== Problem requirements ==
Take each line containing the word "right" and copy it.

== Input for this task ==
○ ○ ○ ○

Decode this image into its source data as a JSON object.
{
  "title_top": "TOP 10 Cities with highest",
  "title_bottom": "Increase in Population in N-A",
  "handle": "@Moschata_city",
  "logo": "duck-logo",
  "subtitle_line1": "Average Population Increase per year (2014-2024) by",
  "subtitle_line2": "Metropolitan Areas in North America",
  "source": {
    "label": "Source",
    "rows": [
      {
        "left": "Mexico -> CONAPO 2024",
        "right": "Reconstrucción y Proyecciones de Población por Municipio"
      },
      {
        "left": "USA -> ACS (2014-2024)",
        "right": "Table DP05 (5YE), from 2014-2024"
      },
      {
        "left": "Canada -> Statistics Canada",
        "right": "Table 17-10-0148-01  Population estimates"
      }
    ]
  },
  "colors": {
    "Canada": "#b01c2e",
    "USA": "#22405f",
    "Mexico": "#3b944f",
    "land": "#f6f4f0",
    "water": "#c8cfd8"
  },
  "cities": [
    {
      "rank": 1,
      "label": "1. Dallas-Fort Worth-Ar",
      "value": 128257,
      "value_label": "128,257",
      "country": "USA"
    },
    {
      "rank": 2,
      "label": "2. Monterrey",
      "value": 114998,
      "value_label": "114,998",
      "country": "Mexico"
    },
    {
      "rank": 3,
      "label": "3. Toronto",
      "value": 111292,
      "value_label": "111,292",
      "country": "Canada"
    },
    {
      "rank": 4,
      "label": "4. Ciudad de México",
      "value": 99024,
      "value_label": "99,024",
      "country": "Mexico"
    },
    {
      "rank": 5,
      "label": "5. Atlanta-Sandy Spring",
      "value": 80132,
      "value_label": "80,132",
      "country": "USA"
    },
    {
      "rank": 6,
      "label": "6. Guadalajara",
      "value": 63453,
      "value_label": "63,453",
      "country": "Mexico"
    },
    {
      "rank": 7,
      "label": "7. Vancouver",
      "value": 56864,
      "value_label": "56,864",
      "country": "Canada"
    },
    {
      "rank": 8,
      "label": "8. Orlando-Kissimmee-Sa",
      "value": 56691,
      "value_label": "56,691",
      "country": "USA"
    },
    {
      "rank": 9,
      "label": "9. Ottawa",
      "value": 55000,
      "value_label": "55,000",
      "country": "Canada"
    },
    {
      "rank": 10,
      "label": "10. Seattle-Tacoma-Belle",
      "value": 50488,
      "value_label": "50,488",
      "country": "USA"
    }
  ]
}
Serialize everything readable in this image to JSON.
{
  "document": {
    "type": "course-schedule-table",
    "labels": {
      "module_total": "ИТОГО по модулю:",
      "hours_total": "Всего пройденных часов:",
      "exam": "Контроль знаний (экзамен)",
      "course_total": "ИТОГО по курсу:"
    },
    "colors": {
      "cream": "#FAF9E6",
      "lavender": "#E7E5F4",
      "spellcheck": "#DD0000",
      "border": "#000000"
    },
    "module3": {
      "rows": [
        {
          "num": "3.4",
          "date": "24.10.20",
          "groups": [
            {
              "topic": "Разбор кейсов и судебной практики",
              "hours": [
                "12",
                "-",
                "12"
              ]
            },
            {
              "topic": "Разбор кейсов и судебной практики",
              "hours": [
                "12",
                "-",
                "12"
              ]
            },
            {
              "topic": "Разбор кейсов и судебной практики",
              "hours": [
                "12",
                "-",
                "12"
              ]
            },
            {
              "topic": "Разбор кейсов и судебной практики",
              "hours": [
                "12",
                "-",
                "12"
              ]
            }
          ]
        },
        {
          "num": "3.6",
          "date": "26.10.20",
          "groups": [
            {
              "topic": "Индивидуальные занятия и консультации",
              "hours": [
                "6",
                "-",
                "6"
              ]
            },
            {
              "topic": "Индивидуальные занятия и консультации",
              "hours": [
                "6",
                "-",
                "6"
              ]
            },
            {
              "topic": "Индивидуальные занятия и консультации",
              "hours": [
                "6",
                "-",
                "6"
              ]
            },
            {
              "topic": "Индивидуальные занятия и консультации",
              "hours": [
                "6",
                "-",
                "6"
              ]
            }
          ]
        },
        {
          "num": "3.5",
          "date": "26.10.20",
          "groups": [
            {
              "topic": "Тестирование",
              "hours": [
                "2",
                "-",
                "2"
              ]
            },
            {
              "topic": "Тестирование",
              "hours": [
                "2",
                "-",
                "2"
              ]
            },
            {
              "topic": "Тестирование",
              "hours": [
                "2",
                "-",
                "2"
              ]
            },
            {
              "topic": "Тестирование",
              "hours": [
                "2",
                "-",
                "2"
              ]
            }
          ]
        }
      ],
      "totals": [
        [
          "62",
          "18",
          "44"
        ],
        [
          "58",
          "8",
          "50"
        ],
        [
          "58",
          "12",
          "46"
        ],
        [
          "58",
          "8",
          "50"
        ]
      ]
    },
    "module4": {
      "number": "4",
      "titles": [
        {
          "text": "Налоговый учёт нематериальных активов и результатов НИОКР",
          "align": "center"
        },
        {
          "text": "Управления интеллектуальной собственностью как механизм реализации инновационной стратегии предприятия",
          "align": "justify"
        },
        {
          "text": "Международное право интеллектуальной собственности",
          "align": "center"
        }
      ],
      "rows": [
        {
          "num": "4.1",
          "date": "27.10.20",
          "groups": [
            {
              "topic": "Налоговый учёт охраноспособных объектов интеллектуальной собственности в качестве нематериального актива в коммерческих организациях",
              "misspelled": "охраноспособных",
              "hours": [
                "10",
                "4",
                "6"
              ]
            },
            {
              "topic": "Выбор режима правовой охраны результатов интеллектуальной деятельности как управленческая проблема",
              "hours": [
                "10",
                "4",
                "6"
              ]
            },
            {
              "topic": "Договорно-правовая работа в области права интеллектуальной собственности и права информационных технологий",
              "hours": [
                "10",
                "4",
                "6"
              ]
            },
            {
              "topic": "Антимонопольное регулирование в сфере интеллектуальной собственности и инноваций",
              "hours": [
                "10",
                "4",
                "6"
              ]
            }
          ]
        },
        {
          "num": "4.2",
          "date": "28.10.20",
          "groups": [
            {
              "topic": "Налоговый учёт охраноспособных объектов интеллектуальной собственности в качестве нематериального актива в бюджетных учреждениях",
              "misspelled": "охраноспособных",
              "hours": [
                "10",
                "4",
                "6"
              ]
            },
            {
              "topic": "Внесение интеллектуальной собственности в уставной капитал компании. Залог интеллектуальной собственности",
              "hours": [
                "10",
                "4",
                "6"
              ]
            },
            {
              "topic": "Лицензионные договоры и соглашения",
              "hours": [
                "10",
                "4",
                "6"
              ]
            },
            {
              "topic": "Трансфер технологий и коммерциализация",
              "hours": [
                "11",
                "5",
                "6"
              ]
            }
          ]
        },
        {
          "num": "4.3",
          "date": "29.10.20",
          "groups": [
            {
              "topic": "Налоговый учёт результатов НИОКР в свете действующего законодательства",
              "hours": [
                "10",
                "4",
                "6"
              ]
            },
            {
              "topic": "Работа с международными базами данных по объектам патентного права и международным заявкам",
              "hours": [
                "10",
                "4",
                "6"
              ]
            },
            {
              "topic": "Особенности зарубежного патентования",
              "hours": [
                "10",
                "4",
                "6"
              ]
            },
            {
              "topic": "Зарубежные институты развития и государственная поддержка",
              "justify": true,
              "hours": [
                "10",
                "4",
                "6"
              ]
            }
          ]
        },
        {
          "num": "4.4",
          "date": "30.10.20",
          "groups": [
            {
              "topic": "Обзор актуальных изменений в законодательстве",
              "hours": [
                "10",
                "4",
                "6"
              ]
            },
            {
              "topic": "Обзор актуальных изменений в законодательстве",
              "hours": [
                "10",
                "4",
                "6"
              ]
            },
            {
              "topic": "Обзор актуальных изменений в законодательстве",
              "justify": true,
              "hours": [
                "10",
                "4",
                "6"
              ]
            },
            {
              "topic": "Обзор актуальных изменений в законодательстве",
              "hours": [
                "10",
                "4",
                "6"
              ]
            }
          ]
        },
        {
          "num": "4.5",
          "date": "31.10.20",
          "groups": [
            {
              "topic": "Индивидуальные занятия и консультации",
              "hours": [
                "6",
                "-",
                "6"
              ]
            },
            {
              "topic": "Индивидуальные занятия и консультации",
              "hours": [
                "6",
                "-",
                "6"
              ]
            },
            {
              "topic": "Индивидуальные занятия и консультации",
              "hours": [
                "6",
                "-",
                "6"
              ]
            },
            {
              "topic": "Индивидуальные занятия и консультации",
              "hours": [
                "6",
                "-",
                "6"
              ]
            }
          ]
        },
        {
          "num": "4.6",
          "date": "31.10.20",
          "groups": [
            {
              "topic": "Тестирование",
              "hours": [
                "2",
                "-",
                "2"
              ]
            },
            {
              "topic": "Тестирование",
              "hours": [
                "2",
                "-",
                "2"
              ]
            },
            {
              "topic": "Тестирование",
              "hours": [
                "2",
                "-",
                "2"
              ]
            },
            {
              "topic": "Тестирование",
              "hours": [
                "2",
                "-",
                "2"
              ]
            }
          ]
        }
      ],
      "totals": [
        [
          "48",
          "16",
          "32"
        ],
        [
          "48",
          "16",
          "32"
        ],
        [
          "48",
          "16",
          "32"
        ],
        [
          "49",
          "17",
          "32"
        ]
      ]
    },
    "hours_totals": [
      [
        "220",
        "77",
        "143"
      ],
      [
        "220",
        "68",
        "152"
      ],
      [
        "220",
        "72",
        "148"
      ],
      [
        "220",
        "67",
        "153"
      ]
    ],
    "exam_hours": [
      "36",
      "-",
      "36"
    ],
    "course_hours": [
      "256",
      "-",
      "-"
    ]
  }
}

○ ○ ○ ○

== Result for this exercise ==
        "right": "Reconstrucción y Proyecciones de Población por Municipio"
        "right": "Table DP05 (5YE), from 2014-2024"
        "right": "Table 17-10-0148-01  Population estimates"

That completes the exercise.